- **Problem to work on**: How many lines in this data contain the string "sill"? Reply with the number only.
══════════
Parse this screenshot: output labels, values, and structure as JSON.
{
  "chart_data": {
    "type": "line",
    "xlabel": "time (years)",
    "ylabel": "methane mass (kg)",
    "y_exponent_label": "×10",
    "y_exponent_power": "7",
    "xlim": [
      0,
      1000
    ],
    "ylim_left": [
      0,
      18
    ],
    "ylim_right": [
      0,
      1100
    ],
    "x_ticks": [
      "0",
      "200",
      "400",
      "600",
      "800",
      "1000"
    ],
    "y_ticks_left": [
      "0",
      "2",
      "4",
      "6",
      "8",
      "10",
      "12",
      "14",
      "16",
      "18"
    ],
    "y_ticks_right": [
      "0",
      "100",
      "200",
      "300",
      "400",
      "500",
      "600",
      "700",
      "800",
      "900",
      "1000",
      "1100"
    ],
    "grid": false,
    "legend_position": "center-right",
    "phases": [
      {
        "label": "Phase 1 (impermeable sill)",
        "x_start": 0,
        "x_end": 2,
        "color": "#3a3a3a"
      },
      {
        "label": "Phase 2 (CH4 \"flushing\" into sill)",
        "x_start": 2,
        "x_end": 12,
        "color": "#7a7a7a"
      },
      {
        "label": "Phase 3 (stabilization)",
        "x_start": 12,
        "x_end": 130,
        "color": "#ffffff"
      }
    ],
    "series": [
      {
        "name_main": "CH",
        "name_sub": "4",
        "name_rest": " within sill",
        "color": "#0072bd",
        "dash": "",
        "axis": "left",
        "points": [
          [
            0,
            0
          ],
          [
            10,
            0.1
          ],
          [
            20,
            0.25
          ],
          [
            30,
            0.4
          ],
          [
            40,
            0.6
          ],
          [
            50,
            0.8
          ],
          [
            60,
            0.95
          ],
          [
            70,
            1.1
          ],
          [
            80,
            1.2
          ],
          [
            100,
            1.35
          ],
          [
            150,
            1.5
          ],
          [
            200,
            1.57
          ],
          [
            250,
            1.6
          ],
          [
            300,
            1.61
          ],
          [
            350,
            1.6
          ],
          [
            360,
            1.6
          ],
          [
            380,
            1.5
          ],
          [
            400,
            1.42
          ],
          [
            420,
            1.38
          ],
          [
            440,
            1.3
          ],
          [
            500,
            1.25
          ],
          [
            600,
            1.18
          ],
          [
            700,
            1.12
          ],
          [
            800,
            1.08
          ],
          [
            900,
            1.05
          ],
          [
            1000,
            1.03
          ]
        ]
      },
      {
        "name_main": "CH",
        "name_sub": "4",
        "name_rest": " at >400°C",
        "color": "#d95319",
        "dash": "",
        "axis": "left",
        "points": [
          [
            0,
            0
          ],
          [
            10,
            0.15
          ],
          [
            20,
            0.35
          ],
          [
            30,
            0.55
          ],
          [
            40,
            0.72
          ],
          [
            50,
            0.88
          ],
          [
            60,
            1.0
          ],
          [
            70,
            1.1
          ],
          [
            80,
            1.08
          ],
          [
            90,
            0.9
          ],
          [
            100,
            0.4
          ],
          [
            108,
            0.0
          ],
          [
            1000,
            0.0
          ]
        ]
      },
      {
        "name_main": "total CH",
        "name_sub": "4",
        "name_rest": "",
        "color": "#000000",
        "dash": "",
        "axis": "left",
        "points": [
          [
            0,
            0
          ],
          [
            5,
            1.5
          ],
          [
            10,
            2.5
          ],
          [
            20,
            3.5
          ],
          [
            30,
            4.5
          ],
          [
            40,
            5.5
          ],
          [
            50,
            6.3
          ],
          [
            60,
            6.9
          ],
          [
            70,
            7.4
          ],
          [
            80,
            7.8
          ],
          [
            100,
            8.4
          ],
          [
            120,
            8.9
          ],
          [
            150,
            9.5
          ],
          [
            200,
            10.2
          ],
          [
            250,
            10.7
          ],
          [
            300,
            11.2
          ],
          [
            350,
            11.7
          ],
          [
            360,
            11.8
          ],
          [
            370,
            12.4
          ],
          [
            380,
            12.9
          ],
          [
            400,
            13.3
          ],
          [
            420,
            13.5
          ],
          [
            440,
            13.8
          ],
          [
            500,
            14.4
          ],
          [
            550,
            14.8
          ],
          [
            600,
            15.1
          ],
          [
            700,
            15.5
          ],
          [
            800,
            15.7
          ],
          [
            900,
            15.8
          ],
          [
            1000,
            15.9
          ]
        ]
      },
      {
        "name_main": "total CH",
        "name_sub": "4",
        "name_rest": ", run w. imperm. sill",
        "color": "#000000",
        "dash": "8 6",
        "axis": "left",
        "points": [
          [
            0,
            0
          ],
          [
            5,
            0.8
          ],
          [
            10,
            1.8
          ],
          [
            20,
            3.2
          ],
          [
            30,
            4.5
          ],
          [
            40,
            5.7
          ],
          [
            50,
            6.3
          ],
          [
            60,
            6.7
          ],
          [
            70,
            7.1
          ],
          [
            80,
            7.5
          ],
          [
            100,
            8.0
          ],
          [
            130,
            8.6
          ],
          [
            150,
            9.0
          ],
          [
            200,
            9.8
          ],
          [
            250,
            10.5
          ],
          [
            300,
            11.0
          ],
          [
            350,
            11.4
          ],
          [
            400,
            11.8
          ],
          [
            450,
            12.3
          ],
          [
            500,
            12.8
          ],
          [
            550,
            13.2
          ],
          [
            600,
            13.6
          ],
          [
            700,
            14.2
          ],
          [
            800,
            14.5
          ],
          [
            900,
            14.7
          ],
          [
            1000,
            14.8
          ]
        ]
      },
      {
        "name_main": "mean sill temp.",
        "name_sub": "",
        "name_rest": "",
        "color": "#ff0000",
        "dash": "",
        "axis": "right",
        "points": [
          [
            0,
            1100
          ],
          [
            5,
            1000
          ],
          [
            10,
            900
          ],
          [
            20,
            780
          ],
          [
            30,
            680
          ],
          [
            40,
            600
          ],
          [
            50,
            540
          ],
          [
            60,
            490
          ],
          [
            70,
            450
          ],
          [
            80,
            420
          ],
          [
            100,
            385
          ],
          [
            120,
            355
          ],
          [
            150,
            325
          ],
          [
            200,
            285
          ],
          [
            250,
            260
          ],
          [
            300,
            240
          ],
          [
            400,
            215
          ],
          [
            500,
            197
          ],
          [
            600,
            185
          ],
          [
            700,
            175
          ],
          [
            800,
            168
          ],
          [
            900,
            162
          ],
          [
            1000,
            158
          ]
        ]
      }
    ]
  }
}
══════════
- **Reply to the exercise**: 5